- _Goal_:
Output all of the records exactly as written.

— BEGIN Entries provided —

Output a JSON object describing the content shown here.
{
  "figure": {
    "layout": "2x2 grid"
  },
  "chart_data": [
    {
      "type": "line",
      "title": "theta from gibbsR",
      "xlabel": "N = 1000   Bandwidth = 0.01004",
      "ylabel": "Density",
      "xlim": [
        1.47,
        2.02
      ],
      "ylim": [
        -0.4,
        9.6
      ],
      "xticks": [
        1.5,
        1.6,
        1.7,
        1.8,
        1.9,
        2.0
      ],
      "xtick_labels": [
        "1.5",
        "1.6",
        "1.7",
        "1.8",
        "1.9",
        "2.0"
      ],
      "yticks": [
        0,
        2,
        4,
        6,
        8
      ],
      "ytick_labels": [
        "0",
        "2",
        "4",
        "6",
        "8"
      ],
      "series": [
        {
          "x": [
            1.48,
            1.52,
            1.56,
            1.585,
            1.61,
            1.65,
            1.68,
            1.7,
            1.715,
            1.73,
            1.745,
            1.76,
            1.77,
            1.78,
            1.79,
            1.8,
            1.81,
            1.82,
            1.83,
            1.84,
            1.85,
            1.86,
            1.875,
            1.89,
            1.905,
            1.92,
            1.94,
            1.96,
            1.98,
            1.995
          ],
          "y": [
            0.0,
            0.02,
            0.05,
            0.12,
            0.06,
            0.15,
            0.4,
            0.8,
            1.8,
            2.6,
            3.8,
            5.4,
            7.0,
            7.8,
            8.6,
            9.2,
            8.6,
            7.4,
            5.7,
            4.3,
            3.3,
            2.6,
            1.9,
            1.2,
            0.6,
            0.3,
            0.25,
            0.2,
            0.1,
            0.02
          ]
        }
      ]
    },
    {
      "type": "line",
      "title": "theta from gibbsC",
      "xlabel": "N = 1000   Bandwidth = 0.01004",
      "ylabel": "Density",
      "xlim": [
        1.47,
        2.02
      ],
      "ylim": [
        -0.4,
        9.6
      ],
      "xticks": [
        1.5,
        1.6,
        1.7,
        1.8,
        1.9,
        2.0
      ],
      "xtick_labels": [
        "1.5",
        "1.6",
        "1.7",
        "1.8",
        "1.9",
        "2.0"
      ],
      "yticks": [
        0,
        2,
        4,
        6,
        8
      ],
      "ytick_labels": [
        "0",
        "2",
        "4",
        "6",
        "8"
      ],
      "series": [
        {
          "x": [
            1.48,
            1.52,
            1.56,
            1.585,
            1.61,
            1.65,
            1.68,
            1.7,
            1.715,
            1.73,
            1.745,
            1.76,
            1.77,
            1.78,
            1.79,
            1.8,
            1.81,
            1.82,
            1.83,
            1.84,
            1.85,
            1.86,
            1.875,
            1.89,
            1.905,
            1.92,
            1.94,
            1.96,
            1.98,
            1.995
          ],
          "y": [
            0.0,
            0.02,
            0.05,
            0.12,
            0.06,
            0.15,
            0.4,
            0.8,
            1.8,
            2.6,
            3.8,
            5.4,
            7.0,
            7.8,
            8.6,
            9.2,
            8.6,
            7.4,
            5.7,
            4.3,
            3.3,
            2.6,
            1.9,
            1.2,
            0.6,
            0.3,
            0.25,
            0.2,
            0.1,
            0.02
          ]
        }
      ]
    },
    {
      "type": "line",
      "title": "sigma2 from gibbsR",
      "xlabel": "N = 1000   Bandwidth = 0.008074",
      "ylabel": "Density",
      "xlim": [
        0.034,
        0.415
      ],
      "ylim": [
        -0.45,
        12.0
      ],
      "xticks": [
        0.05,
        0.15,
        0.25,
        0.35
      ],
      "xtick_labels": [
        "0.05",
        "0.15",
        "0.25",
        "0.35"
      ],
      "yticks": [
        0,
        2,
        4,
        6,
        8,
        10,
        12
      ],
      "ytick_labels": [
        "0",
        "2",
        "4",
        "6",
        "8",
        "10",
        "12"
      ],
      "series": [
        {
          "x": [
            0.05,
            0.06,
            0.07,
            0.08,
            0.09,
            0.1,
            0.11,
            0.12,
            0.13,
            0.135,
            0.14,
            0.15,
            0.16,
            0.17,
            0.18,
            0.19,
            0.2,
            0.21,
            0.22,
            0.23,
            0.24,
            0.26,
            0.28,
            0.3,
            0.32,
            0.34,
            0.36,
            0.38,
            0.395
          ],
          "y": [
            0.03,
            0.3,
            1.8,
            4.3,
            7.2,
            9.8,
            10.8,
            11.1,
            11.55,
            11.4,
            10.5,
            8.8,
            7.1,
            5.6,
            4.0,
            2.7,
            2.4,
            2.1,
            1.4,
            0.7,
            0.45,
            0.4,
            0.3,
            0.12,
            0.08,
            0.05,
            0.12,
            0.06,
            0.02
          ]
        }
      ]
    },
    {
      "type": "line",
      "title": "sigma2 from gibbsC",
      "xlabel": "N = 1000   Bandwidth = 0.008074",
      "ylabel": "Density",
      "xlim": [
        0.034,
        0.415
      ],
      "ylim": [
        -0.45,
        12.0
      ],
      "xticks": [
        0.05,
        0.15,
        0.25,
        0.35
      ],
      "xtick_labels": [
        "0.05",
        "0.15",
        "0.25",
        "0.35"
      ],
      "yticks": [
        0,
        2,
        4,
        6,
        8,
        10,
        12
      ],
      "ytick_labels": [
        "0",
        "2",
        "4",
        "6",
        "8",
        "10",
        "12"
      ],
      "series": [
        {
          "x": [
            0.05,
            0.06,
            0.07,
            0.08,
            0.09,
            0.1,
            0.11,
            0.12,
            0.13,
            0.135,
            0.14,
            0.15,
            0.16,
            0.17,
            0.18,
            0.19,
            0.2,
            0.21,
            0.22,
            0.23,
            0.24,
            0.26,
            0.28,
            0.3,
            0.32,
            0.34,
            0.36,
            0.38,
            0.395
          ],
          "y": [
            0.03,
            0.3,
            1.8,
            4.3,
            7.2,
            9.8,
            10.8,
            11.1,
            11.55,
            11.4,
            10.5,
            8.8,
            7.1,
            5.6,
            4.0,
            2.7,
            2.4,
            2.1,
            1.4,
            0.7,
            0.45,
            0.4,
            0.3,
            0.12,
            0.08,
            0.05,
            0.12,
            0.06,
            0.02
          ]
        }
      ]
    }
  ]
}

— END Entries provided —

- _Output of the exercise_:
Output a JSON object describing the content shown here.
{
  "figure": {
    "layout": "2x2 grid"
  },
  "chart_data": [
    {
      "type": "line",
      "title": "theta from gibbsR",
      "xlabel": "N = 1000   Bandwidth = 0.01004",
      "ylabel": "Density",
      "xlim": [
        1.47,
        2.02
      ],
      "ylim": [
        -0.4,
        9.6
      ],
      "xticks": [
        1.5,
        1.6,
        1.7,
        1.8,
        1.9,
        2.0
      ],
      "xtick_labels": [
        "1.5",
        "1.6",
        "1.7",
        "1.8",
        "1.9",
        "2.0"
      ],
      "yticks": [
        0,
        2,
        4,
        6,
        8
      ],
      "ytick_labels": [
        "0",
        "2",
        "4",
        "6",
        "8"
      ],
      "series": [
        {
          "x": [
            1.48,
            1.52,
            1.56,
            1.585,
            1.61,
            1.65,
            1.68,
            1.7,
            1.715,
            1.73,
            1.745,
            1.76,
            1.77,
            1.78,
            1.79,
            1.8,
            1.81,
            1.82,
            1.83,
            1.84,
            1.85,
            1.86,
            1.875,
            1.89,
            1.905,
            1.92,
            1.94,
            1.96,
            1.98,
            1.995
          ],
          "y": [
            0.0,
            0.02,
            0.05,
            0.12,
            0.06,
            0.15,
            0.4,
            0.8,
            1.8,
            2.6,
            3.8,
            5.4,
            7.0,
            7.8,
            8.6,
            9.2,
            8.6,
            7.4,
            5.7,
            4.3,
            3.3,
            2.6,
            1.9,
            1.2,
            0.6,
            0.3,
            0.25,
            0.2,
            0.1,
            0.02
          ]
        }
      ]
    },
    {
      "type": "line",
      "title": "theta from gibbsC",
      "xlabel": "N = 1000   Bandwidth = 0.01004",
      "ylabel": "Density",
      "xlim": [
        1.47,
        2.02
      ],
      "ylim": [
        -0.4,
        9.6
      ],
      "xticks": [
        1.5,
        1.6,
        1.7,
        1.8,
        1.9,
        2.0
      ],
      "xtick_labels": [
        "1.5",
        "1.6",
        "1.7",
        "1.8",
        "1.9",
        "2.0"
      ],
      "yticks": [
        0,
        2,
        4,
        6,
        8
      ],
      "ytick_labels": [
        "0",
        "2",
        "4",
        "6",
        "8"
      ],
      "series": [
        {
          "x": [
            1.48,
            1.52,
            1.56,
            1.585,
            1.61,
            1.65,
            1.68,
            1.7,
            1.715,
            1.73,
            1.745,
            1.76,
            1.77,
            1.78,
            1.79,
            1.8,
            1.81,
            1.82,
            1.83,
            1.84,
            1.85,
            1.86,
            1.875,
            1.89,
            1.905,
            1.92,
            1.94,
            1.96,
            1.98,
            1.995
          ],
          "y": [
            0.0,
            0.02,
            0.05,
            0.12,
            0.06,
            0.15,
            0.4,
            0.8,
            1.8,
            2.6,
            3.8,
            5.4,
            7.0,
            7.8,
            8.6,
            9.2,
            8.6,
            7.4,
            5.7,
            4.3,
            3.3,
            2.6,
            1.9,
            1.2,
            0.6,
            0.3,
            0.25,
            0.2,
            0.1,
            0.02
          ]
        }
      ]
    },
    {
      "type": "line",
      "title": "sigma2 from gibbsR",
      "xlabel": "N = 1000   Bandwidth = 0.008074",
      "ylabel": "Density",
      "xlim": [
        0.034,
        0.415
      ],
      "ylim": [
        -0.45,
        12.0
      ],
      "xticks": [
        0.05,
        0.15,
        0.25,
        0.35
      ],
      "xtick_labels": [
        "0.05",
        "0.15",
        "0.25",
        "0.35"
      ],
      "yticks": [
        0,
        2,
        4,
        6,
        8,
        10,
        12
      ],
      "ytick_labels": [
        "0",
        "2",
        "4",
        "6",
        "8",
        "10",
        "12"
      ],
      "series": [
        {
          "x": [
            0.05,
            0.06,
            0.07,
            0.08,
            0.09,
            0.1,
            0.11,
            0.12,
            0.13,
            0.135,
            0.14,
            0.15,
            0.16,
            0.17,
            0.18,
            0.19,
            0.2,
            0.21,
            0.22,
            0.23,
            0.24,
            0.26,
            0.28,
            0.3,
            0.32,
            0.34,
            0.36,
            0.38,
            0.395
          ],
          "y": [
            0.03,
            0.3,
            1.8,
            4.3,
            7.2,
            9.8,
            10.8,
            11.1,
            11.55,
            11.4,
            10.5,
            8.8,
            7.1,
            5.6,
            4.0,
            2.7,
            2.4,
            2.1,
            1.4,
            0.7,
            0.45,
            0.4,
            0.3,
            0.12,
            0.08,
            0.05,
            0.12,
            0.06,
            0.02
          ]
        }
      ]
    },
    {
      "type": "line",
      "title": "sigma2 from gibbsC",
      "xlabel": "N = 1000   Bandwidth = 0.008074",
      "ylabel": "Density",
      "xlim": [
        0.034,
        0.415
      ],
      "ylim": [
        -0.45,
        12.0
      ],
      "xticks": [
        0.05,
        0.15,
        0.25,
        0.35
      ],
      "xtick_labels": [
        "0.05",
        "0.15",
        "0.25",
        "0.35"
      ],
      "yticks": [
        0,
        2,
        4,
        6,
        8,
        10,
        12
      ],
      "ytick_labels": [
        "0",
        "2",
        "4",
        "6",
        "8",
        "10",
        "12"
      ],
      "series": [
        {
          "x": [
            0.05,
            0.06,
            0.07,
            0.08,
            0.09,
            0.1,
            0.11,
            0.12,
            0.13,
            0.135,
            0.14,
            0.15,
            0.16,
            0.17,
            0.18,
            0.19,
            0.2,
            0.21,
            0.22,
            0.23,
            0.24,
            0.26,
            0.28,
            0.3,
            0.32,
            0.34,
            0.36,
            0.38,
            0.395
          ],
          "y": [
            0.03,
            0.3,
            1.8,
            4.3,
            7.2,
            9.8,
            10.8,
            11.1,
            11.55,
            11.4,
            10.5,
            8.8,
            7.1,
            5.6,
            4.0,
            2.7,
            2.4,
            2.1,
            1.4,
            0.7,
            0.45,
            0.4,
            0.3,
            0.12,
            0.08,
            0.05,
            0.12,
            0.06,
            0.02
          ]
        }
      ]
    }
  ]
}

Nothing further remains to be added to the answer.